Exercise prompt: Check each line of the material below for "triangle", then copy the ones that contain it.

Exercise data:

******************************

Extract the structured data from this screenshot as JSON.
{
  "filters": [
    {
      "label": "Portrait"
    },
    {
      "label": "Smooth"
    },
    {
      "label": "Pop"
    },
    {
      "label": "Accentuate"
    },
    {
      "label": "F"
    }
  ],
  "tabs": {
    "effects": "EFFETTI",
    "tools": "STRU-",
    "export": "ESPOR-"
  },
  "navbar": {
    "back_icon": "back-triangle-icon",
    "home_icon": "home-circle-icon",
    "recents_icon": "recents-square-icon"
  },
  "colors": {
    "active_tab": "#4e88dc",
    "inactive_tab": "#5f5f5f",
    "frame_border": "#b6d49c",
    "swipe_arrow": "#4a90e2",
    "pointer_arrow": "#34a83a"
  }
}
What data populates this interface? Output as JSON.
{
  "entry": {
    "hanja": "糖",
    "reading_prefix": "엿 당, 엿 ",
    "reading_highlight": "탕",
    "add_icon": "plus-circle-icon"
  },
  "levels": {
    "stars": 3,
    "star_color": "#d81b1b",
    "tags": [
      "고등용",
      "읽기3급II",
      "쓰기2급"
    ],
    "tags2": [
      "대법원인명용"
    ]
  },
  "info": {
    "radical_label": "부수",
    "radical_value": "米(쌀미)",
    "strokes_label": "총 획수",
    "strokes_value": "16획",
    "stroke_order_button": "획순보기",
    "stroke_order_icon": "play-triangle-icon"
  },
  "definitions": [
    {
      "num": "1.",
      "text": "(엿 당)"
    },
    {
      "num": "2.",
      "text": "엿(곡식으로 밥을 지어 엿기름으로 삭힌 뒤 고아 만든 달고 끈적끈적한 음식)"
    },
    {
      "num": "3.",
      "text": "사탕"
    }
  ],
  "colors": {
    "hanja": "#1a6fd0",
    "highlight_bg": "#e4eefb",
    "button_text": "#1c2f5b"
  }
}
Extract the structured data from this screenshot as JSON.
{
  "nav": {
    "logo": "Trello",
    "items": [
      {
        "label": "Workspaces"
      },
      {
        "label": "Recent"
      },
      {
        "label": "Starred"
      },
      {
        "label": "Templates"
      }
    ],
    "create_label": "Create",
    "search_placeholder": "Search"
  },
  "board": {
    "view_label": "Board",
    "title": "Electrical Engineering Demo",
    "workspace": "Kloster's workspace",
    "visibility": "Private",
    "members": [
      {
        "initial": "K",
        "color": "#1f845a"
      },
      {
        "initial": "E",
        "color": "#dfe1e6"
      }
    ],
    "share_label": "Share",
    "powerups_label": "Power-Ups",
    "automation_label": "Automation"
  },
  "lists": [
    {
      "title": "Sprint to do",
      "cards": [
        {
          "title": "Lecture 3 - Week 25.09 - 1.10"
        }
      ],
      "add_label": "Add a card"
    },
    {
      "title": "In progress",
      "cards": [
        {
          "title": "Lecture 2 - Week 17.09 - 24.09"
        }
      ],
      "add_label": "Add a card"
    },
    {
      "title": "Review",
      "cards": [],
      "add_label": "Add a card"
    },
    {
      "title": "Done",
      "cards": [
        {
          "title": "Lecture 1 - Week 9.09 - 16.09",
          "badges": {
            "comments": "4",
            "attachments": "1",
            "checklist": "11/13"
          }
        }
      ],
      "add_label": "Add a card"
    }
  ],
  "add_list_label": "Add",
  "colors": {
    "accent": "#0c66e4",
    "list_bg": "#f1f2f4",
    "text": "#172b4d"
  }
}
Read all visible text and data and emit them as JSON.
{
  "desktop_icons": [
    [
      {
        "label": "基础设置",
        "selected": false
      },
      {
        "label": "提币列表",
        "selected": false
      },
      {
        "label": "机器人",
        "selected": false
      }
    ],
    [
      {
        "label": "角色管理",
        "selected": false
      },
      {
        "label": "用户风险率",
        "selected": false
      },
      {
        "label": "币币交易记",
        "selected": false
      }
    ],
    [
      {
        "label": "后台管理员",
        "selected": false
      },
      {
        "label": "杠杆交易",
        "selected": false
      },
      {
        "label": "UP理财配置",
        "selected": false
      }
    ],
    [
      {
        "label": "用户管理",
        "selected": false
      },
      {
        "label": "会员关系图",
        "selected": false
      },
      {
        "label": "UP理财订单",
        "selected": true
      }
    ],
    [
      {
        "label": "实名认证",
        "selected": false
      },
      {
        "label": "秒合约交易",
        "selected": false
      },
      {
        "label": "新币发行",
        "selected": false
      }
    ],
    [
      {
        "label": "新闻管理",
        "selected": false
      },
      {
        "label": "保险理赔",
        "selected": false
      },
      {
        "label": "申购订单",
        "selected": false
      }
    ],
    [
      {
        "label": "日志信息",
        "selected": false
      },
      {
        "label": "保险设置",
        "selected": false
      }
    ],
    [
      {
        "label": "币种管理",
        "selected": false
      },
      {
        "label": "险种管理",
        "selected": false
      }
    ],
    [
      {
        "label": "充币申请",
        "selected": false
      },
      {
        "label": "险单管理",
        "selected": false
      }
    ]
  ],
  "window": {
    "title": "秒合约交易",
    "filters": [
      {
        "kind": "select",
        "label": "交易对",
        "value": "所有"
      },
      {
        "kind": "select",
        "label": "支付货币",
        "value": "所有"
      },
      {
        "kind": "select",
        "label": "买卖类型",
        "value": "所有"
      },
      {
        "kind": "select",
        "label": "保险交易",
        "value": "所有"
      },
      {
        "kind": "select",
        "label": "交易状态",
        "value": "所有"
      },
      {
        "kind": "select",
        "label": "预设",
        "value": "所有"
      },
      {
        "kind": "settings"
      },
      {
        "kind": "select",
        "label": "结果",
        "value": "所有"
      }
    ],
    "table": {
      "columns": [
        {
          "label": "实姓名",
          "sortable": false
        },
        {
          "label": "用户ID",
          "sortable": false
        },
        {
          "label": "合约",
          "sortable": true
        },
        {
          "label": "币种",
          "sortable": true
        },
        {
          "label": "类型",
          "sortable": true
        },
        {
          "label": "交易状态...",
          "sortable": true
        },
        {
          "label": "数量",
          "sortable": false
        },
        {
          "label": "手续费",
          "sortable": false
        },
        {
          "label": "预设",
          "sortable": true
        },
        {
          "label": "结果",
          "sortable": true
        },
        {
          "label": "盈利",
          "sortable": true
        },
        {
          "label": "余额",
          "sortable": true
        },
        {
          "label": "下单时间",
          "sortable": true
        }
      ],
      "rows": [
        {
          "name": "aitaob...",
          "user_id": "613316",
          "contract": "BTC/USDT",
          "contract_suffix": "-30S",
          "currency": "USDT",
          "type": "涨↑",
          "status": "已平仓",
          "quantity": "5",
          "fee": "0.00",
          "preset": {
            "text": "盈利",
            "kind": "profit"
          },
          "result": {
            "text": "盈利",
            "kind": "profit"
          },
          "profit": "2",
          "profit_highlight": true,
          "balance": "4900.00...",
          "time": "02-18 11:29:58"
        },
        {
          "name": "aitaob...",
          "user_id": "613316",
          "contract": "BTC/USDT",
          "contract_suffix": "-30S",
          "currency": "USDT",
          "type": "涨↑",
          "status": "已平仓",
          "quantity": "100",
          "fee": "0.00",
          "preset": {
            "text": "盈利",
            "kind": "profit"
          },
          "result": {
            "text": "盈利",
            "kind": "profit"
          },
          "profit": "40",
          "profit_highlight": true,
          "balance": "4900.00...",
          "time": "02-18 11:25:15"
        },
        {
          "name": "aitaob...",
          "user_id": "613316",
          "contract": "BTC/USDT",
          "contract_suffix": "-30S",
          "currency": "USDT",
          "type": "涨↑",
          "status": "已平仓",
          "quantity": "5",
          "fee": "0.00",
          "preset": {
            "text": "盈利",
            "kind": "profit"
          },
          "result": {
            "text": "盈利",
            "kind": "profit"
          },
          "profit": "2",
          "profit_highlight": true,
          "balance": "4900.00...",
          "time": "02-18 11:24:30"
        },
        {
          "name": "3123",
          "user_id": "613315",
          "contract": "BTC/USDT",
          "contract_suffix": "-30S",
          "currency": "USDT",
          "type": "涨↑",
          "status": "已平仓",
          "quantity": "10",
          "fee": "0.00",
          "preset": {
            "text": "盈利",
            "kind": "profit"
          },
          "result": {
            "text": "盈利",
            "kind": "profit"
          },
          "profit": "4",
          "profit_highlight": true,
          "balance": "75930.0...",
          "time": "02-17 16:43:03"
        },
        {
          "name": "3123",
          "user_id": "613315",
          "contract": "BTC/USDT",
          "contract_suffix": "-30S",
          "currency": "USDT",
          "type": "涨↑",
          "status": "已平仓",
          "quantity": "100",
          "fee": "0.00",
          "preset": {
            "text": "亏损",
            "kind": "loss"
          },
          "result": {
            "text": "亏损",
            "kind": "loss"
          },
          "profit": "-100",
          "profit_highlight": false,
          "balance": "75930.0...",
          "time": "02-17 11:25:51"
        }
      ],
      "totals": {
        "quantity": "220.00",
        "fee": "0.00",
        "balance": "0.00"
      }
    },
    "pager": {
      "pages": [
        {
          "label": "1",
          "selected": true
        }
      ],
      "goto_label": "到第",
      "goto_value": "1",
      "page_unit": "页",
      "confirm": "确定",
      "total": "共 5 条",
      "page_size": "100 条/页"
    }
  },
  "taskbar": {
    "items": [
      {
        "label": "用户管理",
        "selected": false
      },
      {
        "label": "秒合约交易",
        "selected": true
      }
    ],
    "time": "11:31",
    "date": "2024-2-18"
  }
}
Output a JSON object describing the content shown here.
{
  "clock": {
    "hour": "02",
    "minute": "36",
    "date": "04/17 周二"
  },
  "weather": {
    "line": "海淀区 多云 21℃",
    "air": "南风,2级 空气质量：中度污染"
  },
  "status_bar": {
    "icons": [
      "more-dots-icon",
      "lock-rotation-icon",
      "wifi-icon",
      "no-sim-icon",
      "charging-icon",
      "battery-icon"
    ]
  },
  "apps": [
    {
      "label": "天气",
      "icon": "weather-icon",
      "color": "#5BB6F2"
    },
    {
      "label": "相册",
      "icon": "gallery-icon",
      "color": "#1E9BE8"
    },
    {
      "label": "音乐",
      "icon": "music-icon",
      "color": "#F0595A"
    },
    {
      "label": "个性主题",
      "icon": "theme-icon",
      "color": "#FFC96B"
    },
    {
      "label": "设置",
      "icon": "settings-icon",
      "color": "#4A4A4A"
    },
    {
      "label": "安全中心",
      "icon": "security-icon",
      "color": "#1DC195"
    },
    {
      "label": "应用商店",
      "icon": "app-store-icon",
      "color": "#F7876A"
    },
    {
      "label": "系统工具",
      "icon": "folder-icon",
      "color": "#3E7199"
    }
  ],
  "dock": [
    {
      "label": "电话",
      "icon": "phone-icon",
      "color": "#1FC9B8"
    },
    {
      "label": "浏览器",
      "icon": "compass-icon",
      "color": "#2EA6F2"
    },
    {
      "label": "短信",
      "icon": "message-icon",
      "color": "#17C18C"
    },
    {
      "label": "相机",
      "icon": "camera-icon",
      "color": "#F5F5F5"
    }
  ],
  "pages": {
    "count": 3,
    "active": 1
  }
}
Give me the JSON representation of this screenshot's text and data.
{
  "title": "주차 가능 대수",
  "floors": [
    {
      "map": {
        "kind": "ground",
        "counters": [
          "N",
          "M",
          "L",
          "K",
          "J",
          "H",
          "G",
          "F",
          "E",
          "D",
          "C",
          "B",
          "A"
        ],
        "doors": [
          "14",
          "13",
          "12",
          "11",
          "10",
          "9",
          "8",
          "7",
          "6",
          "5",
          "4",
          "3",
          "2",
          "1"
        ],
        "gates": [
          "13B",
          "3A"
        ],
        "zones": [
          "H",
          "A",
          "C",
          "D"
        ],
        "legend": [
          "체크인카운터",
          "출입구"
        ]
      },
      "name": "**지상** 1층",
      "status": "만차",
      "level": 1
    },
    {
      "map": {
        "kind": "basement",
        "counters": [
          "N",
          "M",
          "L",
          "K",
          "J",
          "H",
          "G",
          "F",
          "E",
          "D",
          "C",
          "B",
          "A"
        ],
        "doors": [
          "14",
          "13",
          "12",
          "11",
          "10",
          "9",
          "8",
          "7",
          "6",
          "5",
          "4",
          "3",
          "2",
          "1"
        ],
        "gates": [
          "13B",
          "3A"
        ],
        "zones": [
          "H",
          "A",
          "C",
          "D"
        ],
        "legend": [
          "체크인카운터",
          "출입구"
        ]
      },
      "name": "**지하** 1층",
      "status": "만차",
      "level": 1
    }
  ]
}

******************************

Correct answer:
    "back_icon": "back-triangle-icon",
    "stroke_order_icon": "play-triangle-icon"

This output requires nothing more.